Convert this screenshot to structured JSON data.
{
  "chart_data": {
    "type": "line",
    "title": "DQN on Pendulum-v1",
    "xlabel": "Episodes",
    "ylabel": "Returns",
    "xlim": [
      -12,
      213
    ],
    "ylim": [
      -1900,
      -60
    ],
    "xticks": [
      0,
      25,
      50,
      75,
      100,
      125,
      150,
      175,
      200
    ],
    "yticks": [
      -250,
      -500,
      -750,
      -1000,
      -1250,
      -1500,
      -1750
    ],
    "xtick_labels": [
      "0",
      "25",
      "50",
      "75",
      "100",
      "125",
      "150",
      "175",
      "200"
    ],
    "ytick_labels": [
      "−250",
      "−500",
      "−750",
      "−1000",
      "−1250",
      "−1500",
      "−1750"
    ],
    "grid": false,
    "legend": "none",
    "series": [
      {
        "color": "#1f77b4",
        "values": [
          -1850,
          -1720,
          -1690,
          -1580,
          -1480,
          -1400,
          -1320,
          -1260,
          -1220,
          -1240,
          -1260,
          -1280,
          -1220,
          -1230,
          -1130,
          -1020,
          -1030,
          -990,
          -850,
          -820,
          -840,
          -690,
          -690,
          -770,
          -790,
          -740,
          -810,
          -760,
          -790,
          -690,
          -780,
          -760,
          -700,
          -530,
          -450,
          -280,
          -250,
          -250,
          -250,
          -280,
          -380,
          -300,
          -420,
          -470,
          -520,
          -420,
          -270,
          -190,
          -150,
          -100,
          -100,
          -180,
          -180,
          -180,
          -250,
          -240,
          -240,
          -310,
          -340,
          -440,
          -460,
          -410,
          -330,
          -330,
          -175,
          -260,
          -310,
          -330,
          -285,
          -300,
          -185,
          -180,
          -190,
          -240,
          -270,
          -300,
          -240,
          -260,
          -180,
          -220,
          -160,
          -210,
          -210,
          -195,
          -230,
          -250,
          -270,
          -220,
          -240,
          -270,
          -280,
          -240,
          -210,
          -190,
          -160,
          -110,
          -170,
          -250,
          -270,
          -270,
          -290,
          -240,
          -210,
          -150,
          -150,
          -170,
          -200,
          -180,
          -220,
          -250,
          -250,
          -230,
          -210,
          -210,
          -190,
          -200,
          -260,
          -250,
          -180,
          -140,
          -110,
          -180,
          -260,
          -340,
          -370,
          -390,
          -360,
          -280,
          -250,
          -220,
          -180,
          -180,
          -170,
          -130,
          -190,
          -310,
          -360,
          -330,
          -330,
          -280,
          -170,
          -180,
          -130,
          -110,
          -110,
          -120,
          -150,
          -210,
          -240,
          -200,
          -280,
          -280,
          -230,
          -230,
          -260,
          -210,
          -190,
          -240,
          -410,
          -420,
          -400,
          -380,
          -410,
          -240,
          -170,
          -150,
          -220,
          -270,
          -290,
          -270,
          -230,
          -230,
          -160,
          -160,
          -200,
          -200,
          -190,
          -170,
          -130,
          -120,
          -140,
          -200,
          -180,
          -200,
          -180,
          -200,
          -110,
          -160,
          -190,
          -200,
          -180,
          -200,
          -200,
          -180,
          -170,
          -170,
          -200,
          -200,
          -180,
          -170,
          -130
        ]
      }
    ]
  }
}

--------------------------------------------------

» **REQUIRED WORK**:
Every entry needs to be retyped exactly.

» **FINISHED TASK**:
Convert this screenshot to structured JSON data.
{
  "chart_data": {
    "type": "line",
    "title": "DQN on Pendulum-v1",
    "xlabel": "Episodes",
    "ylabel": "Returns",
    "xlim": [
      -12,
      213
    ],
    "ylim": [
      -1900,
      -60
    ],
    "xticks": [
      0,
      25,
      50,
      75,
      100,
      125,
      150,
      175,
      200
    ],
    "yticks": [
      -250,
      -500,
      -750,
      -1000,
      -1250,
      -1500,
      -1750
    ],
    "xtick_labels": [
      "0",
      "25",
      "50",
      "75",
      "100",
      "125",
      "150",
      "175",
      "200"
    ],
    "ytick_labels": [
      "−250",
      "−500",
      "−750",
      "−1000",
      "−1250",
      "−1500",
      "−1750"
    ],
    "grid": false,
    "legend": "none",
    "series": [
      {
        "color": "#1f77b4",
        "values": [
          -1850,
          -1720,
          -1690,
          -1580,
          -1480,
          -1400,
          -1320,
          -1260,
          -1220,
          -1240,
          -1260,
          -1280,
          -1220,
          -1230,
          -1130,
          -1020,
          -1030,
          -990,
          -850,
          -820,
          -840,
          -690,
          -690,
          -770,
          -790,
          -740,
          -810,
          -760,
          -790,
          -690,
          -780,
          -760,
          -700,
          -530,
          -450,
          -280,
          -250,
          -250,
          -250,
          -280,
          -380,
          -300,
          -420,
          -470,
          -520,
          -420,
          -270,
          -190,
          -150,
          -100,
          -100,
          -180,
          -180,
          -180,
          -250,
          -240,
          -240,
          -310,
          -340,
          -440,
          -460,
          -410,
          -330,
          -330,
          -175,
          -260,
          -310,
          -330,
          -285,
          -300,
          -185,
          -180,
          -190,
          -240,
          -270,
          -300,
          -240,
          -260,
          -180,
          -220,
          -160,
          -210,
          -210,
          -195,
          -230,
          -250,
          -270,
          -220,
          -240,
          -270,
          -280,
          -240,
          -210,
          -190,
          -160,
          -110,
          -170,
          -250,
          -270,
          -270,
          -290,
          -240,
          -210,
          -150,
          -150,
          -170,
          -200,
          -180,
          -220,
          -250,
          -250,
          -230,
          -210,
          -210,
          -190,
          -200,
          -260,
          -250,
          -180,
          -140,
          -110,
          -180,
          -260,
          -340,
          -370,
          -390,
          -360,
          -280,
          -250,
          -220,
          -180,
          -180,
          -170,
          -130,
          -190,
          -310,
          -360,
          -330,
          -330,
          -280,
          -170,
          -180,
          -130,
          -110,
          -110,
          -120,
          -150,
          -210,
          -240,
          -200,
          -280,
          -280,
          -230,
          -230,
          -260,
          -210,
          -190,
          -240,
          -410,
          -420,
          -400,
          -380,
          -410,
          -240,
          -170,
          -150,
          -220,
          -270,
          -290,
          -270,
          -230,
          -230,
          -160,
          -160,
          -200,
          -200,
          -190,
          -170,
          -130,
          -120,
          -140,
          -200,
          -180,
          -200,
          -180,
          -200,
          -110,
          -160,
          -190,
          -200,
          -180,
          -200,
          -200,
          -180,
          -170,
          -170,
          -200,
          -200,
          -180,
          -170,
          -130
        ]
      }
    ]
  }
}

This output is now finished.